(Records from a dataset)
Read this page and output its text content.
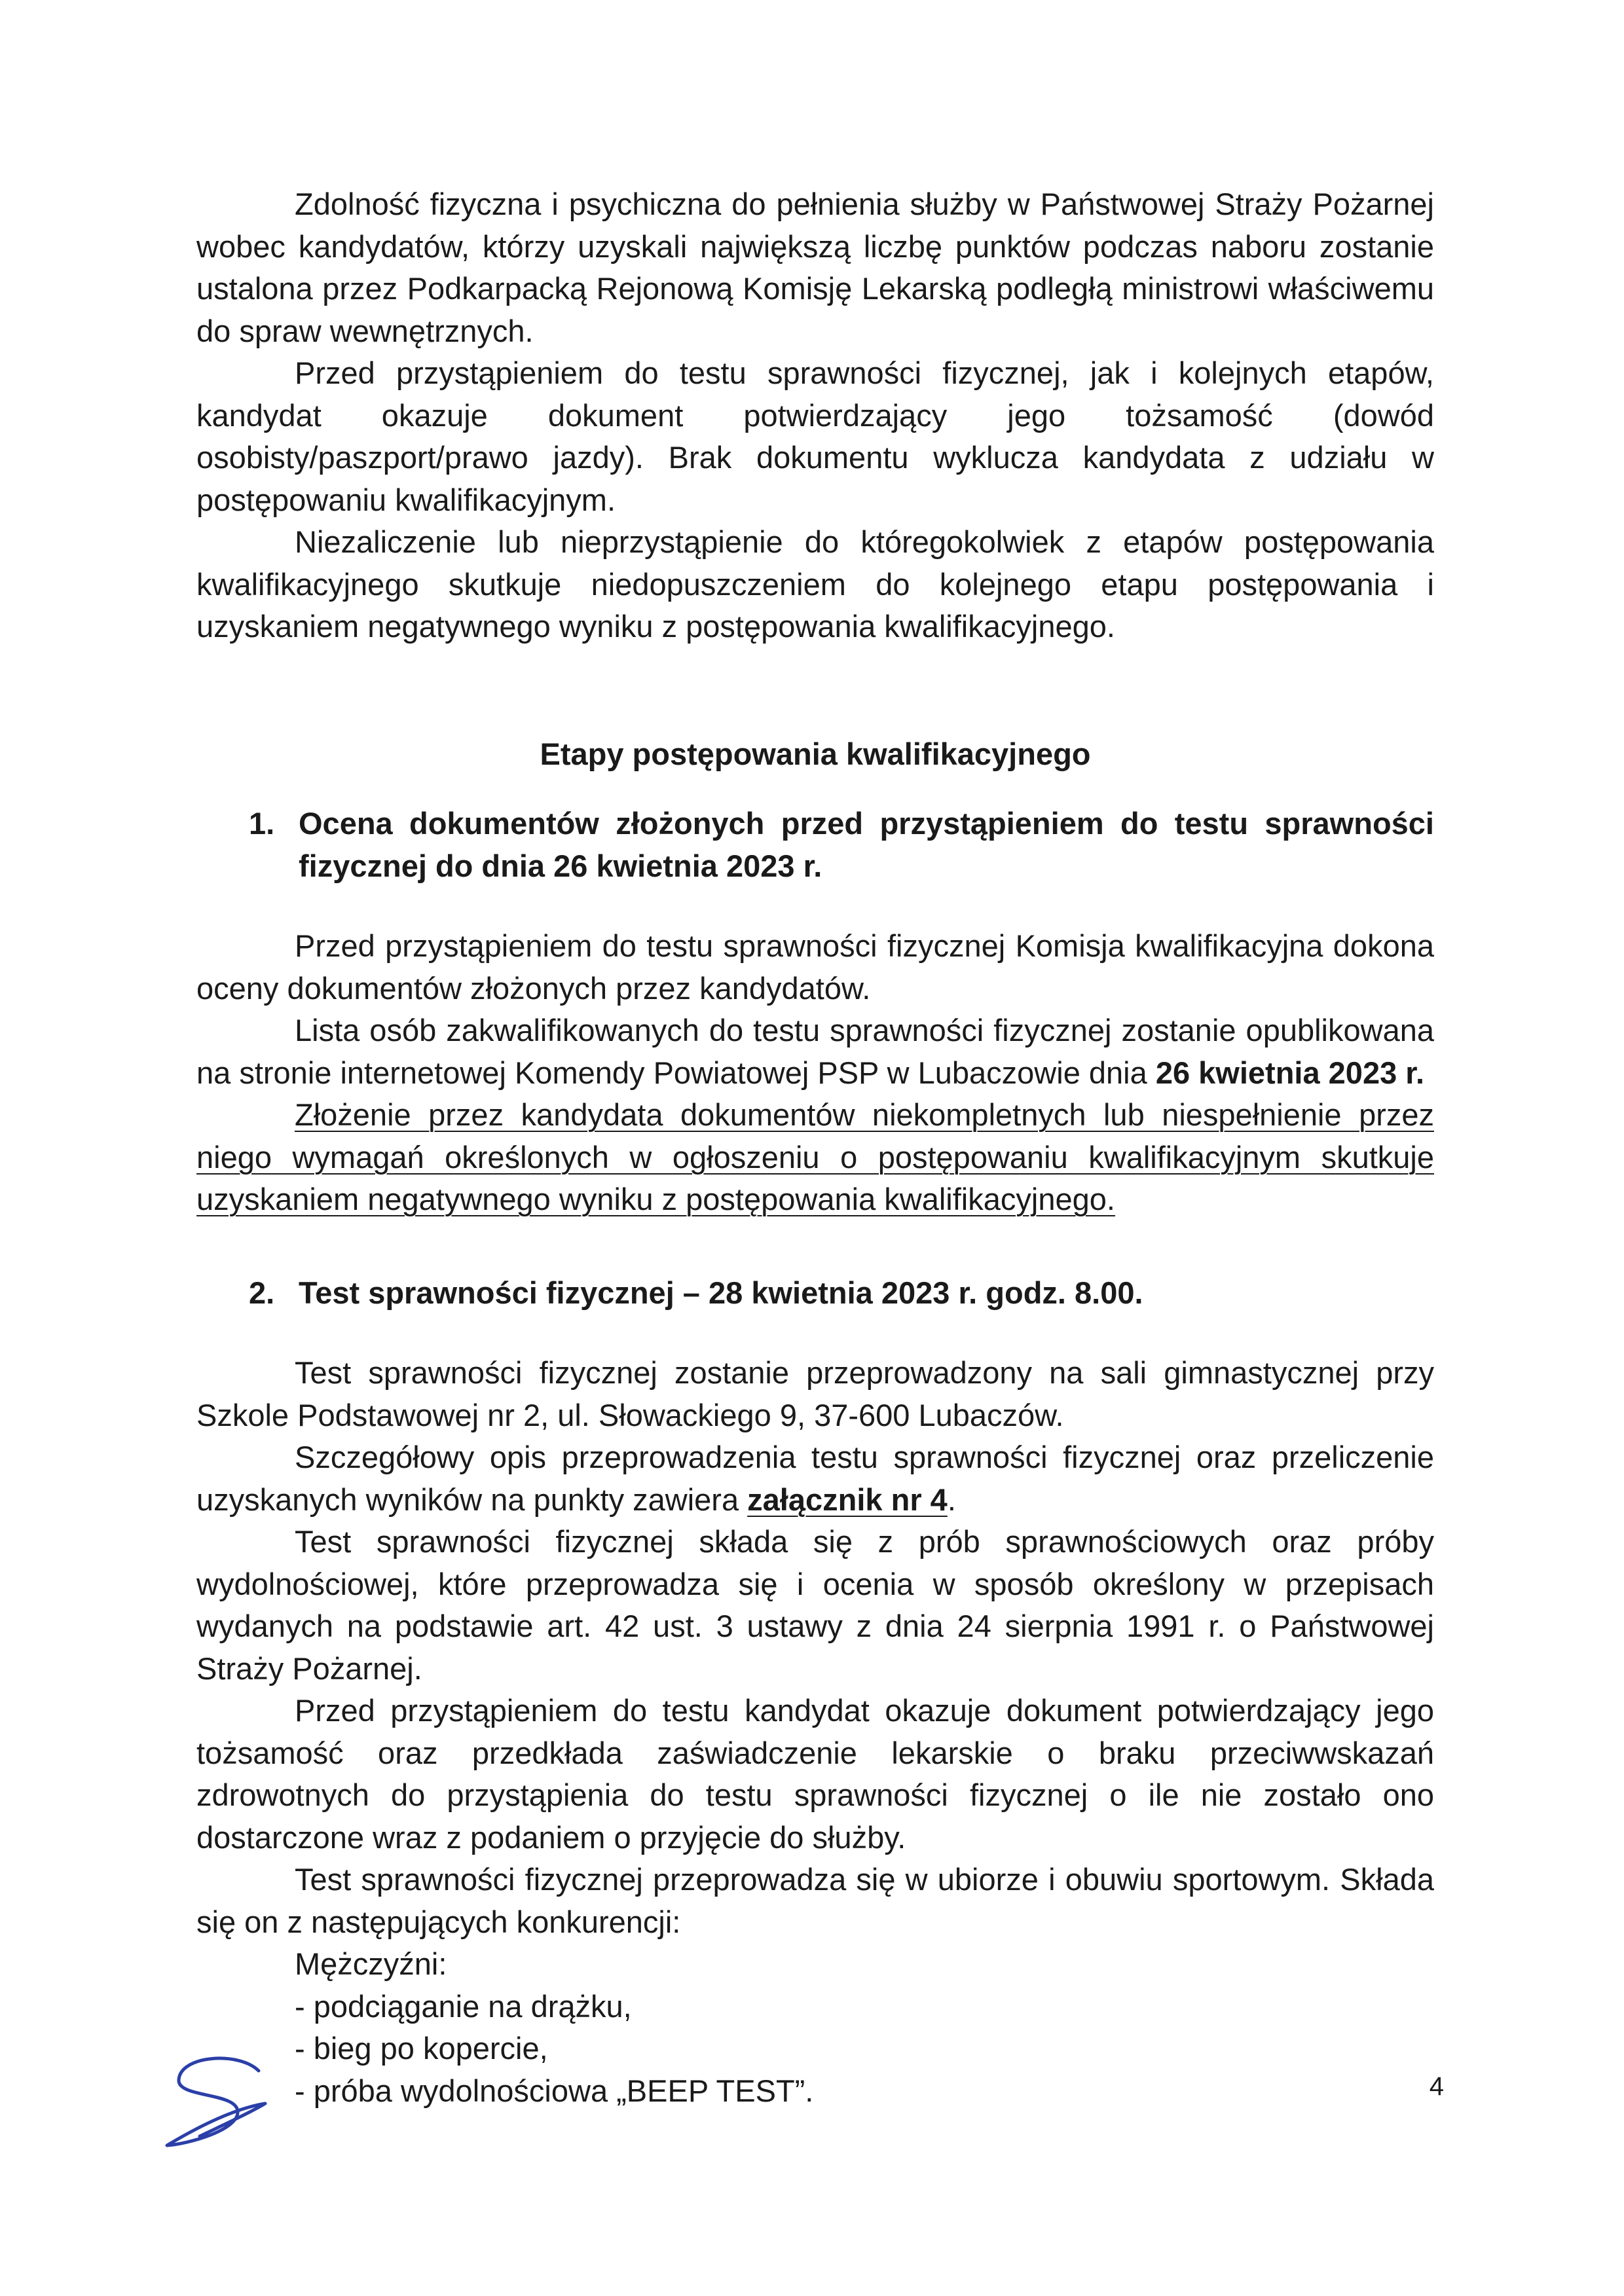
Zdolność fizyczna i psychiczna do pełnienia służby w Państwowej Straży Pożarnej wobec kandydatów, którzy uzyskali największą liczbę punktów podczas naboru zostanie ustalona przez Podkarpacką Rejonową Komisję Lekarską podległą ministrowi właściwemu do spraw wewnętrznych.

Przed przystąpieniem do testu sprawności fizycznej, jak i kolejnych etapów, kandydat okazuje dokument potwierdzający jego tożsamość (dowód osobisty/paszport/prawo jazdy). Brak dokumentu wyklucza kandydata z udziału w postępowaniu kwalifikacyjnym.

Niezaliczenie lub nieprzystąpienie do któregokolwiek z etapów postępowania kwalifikacyjnego skutkuje niedopuszczeniem do kolejnego etapu postępowania i uzyskaniem negatywnego wyniku z postępowania kwalifikacyjnego.

Etapy postępowania kwalifikacyjnego
1. Ocena dokumentów złożonych przed przystąpieniem do testu sprawności fizycznej do dnia 26 kwietnia 2023 r.

Przed przystąpieniem do testu sprawności fizycznej Komisja kwalifikacyjna dokona oceny dokumentów złożonych przez kandydatów.

Lista osób zakwalifikowanych do testu sprawności fizycznej zostanie opublikowana na stronie internetowej Komendy Powiatowej PSP w Lubaczowie dnia 26 kwietnia 2023 r.

Złożenie przez kandydata dokumentów niekompletnych lub niespełnienie przez niego wymagań określonych w ogłoszeniu o postępowaniu kwalifikacyjnym skutkuje uzyskaniem negatywnego wyniku z postępowania kwalifikacyjnego.

2. Test sprawności fizycznej – 28 kwietnia 2023 r. godz. 8.00.

Test sprawności fizycznej zostanie przeprowadzony na sali gimnastycznej przy Szkole Podstawowej nr 2, ul. Słowackiego 9, 37-600 Lubaczów.

Szczegółowy opis przeprowadzenia testu sprawności fizycznej oraz przeliczenie uzyskanych wyników na punkty zawiera załącznik nr 4.

Test sprawności fizycznej składa się z prób sprawnościowych oraz próby wydolnościowej, które przeprowadza się i ocenia w sposób określony w przepisach wydanych na podstawie art. 42 ust. 3 ustawy z dnia 24 sierpnia 1991 r. o Państwowej Straży Pożarnej.

Przed przystąpieniem do testu kandydat okazuje dokument potwierdzający jego tożsamość oraz przedkłada zaświadczenie lekarskie o braku przeciwwskazań zdrowotnych do przystąpienia do testu sprawności fizycznej o ile nie zostało ono dostarczone wraz z podaniem o przyjęcie do służby.

Test sprawności fizycznej przeprowadza się w ubiorze i obuwiu sportowym. Składa się on z następujących konkurencji:

Mężczyźni:
- podciąganie na drążku,
- bieg po kopercie,
- próba wydolnościowa „BEEP TEST”.	4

Written instruction =
Search the records for the word "kwalifikacyjnym", then list every line that has it.

Finished task =
Przed przystąpieniem do testu sprawności fizycznej, jak i kolejnych etapów, kandydat okazuje dokument potwierdzający jego tożsamość (dowód osobisty/paszport/prawo jazdy). Brak dokumentu wyklucza kandydata z udziału w postępowaniu kwalifikacyjnym.
Złożenie przez kandydata dokumentów niekompletnych lub niespełnienie przez niego wymagań określonych w ogłoszeniu o postępowaniu kwalifikacyjnym skutkuje uzyskaniem negatywnego wyniku z postępowania kwalifikacyjnego.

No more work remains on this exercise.